PROBLEM DETAILS: Reproduce the records below in full and word for word, excluding pictures.

━━━

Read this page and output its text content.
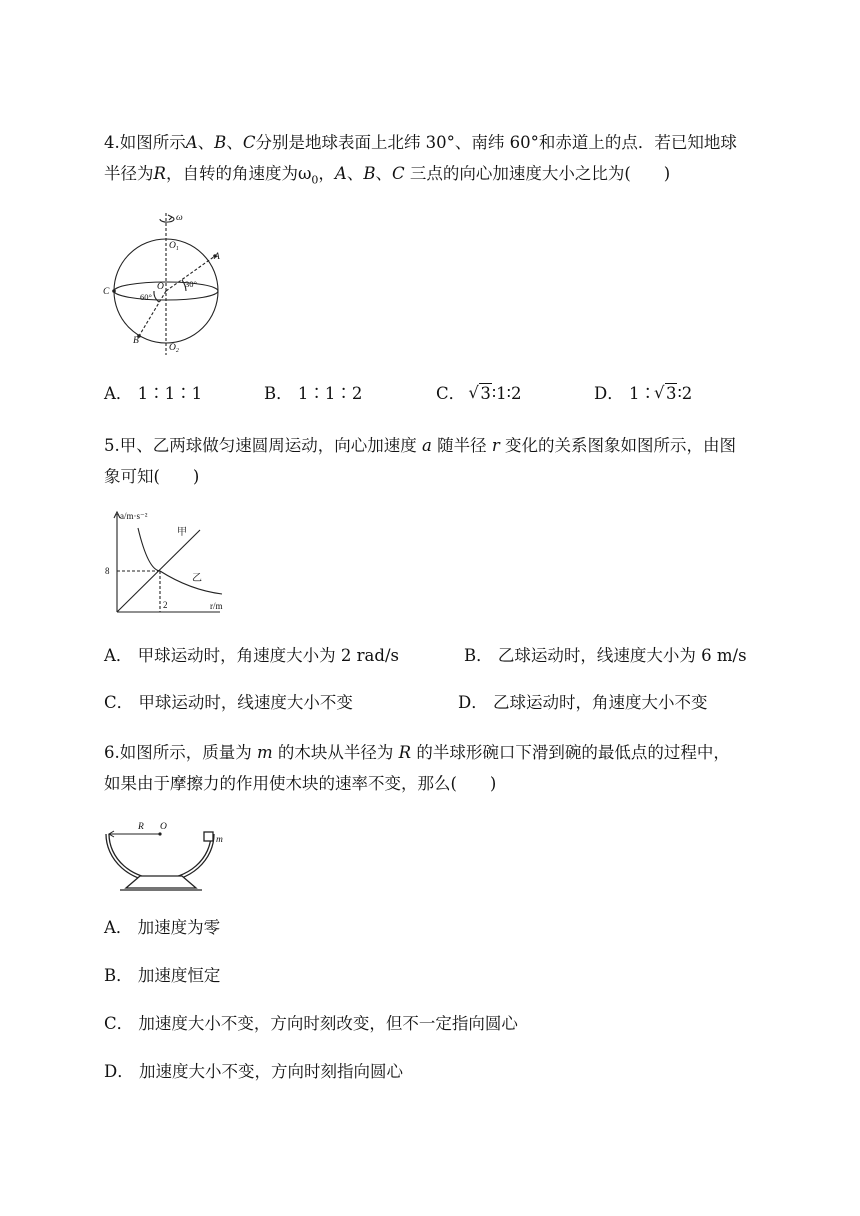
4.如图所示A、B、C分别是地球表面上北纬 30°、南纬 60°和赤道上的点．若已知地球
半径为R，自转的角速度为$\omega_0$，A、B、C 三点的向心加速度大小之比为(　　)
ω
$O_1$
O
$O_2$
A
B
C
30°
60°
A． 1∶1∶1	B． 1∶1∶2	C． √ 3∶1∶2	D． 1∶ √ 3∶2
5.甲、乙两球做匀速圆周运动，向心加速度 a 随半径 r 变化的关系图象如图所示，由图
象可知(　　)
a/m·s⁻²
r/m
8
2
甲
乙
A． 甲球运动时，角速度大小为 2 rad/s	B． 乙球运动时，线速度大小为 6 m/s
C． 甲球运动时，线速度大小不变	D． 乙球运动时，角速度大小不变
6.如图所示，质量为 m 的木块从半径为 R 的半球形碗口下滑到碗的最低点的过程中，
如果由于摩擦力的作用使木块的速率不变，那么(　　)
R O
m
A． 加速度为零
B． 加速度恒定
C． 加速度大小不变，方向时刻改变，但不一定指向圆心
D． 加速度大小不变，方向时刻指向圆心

━━━

CORRECT ANSWER:
Read this page and output its text content.
4.如图所示A、B、C分别是地球表面上北纬 30°、南纬 60°和赤道上的点．若已知地球
半径为R，自转的角速度为$\omega_0$，A、B、C 三点的向心加速度大小之比为(　　)
ω
$O_1$
O
$O_2$
A
B
C
30°
60°
A． 1∶1∶1	B． 1∶1∶2	C． √ 3∶1∶2	D． 1∶ √ 3∶2
5.甲、乙两球做匀速圆周运动，向心加速度 a 随半径 r 变化的关系图象如图所示，由图
象可知(　　)
a/m·s⁻²
r/m
8
2
甲
乙
A． 甲球运动时，角速度大小为 2 rad/s	B． 乙球运动时，线速度大小为 6 m/s
C． 甲球运动时，线速度大小不变	D． 乙球运动时，角速度大小不变
6.如图所示，质量为 m 的木块从半径为 R 的半球形碗口下滑到碗的最低点的过程中，
如果由于摩擦力的作用使木块的速率不变，那么(　　)
R O
m
A． 加速度为零
B． 加速度恒定
C． 加速度大小不变，方向时刻改变，但不一定指向圆心
D． 加速度大小不变，方向时刻指向圆心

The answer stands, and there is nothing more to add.